**GIVEN ENTRIES:**
◆ ◆ ◆ ◆

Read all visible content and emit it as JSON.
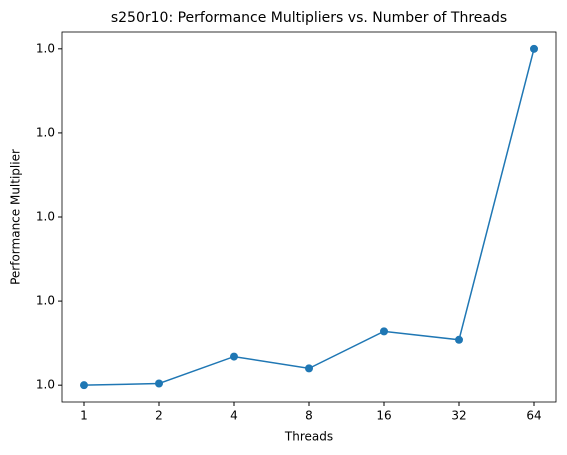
{
  "chart_data": {
    "type": "line",
    "title": "s250r10: Performance Multipliers vs. Number of Threads",
    "x_label": "Threads",
    "y_label": "Performance Multiplier",
    "categories": [
      "1",
      "2",
      "4",
      "8",
      "16",
      "32",
      "64"
    ],
    "series": [
      {
        "name": "Performance Multiplier",
        "color": "#1f77b4",
        "values": [
          1.0,
          1.00001,
          1.00017,
          1.0001,
          1.00032,
          1.00027,
          1.002
        ]
      }
    ],
    "ylim": [
      0.9999,
      1.0021
    ],
    "yticks": [
      {
        "value": 1.0,
        "label": "1.0"
      },
      {
        "value": 1.0005,
        "label": "1.0"
      },
      {
        "value": 1.001,
        "label": "1.0"
      },
      {
        "value": 1.0015,
        "label": "1.0"
      },
      {
        "value": 1.002,
        "label": "1.0"
      }
    ],
    "grid": false
  }
}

◆ ◆ ◆ ◆

**WHAT YOU WILL DO:**
Each record above is to be restated exactly, with its pictures removed from the copy.

**SOLUTION FOR THIS EXERCISE:**
Read all visible content and emit it as JSON.
{
  "chart_data": {
    "type": "line",
    "title": "s250r10: Performance Multipliers vs. Number of Threads",
    "x_label": "Threads",
    "y_label": "Performance Multiplier",
    "categories": [
      "1",
      "2",
      "4",
      "8",
      "16",
      "32",
      "64"
    ],
    "series": [
      {
        "name": "Performance Multiplier",
        "color": "#1f77b4",
        "values": [
          1.0,
          1.00001,
          1.00017,
          1.0001,
          1.00032,
          1.00027,
          1.002
        ]
      }
    ],
    "ylim": [
      0.9999,
      1.0021
    ],
    "yticks": [
      {
        "value": 1.0,
        "label": "1.0"
      },
      {
        "value": 1.0005,
        "label": "1.0"
      },
      {
        "value": 1.001,
        "label": "1.0"
      },
      {
        "value": 1.0015,
        "label": "1.0"
      },
      {
        "value": 1.002,
        "label": "1.0"
      }
    ],
    "grid": false
  }
}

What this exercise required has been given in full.